━━━ The records ━━━

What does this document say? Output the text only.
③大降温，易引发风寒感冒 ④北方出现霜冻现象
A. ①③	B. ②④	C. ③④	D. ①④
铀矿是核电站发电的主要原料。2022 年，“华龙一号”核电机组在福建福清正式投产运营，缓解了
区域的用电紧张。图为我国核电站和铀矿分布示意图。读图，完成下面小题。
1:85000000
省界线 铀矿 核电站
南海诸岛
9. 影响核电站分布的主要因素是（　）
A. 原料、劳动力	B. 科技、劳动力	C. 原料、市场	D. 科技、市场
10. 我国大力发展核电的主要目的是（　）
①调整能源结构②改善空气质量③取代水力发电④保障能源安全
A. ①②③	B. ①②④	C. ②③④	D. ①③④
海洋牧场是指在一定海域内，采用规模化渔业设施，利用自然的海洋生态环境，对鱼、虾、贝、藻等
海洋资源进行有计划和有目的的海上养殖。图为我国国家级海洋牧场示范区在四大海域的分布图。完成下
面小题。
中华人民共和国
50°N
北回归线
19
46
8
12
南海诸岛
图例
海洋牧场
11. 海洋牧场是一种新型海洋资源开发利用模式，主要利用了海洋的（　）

━━━

• **What you have to do**
Return all of the entries word for word.

• **Result of this task**
What does this document say? Output the text only.
③大降温，易引发风寒感冒 ④北方出现霜冻现象
A. ①③	B. ②④	C. ③④	D. ①④
铀矿是核电站发电的主要原料。2022 年，“华龙一号”核电机组在福建福清正式投产运营，缓解了
区域的用电紧张。图为我国核电站和铀矿分布示意图。读图，完成下面小题。
1:85000000
省界线 铀矿 核电站
南海诸岛
9. 影响核电站分布的主要因素是（　）
A. 原料、劳动力	B. 科技、劳动力	C. 原料、市场	D. 科技、市场
10. 我国大力发展核电的主要目的是（　）
①调整能源结构②改善空气质量③取代水力发电④保障能源安全
A. ①②③	B. ①②④	C. ②③④	D. ①③④
海洋牧场是指在一定海域内，采用规模化渔业设施，利用自然的海洋生态环境，对鱼、虾、贝、藻等
海洋资源进行有计划和有目的的海上养殖。图为我国国家级海洋牧场示范区在四大海域的分布图。完成下
面小题。
中华人民共和国
50°N
北回归线
19
46
8
12
南海诸岛
图例
海洋牧场
11. 海洋牧场是一种新型海洋资源开发利用模式，主要利用了海洋的（　）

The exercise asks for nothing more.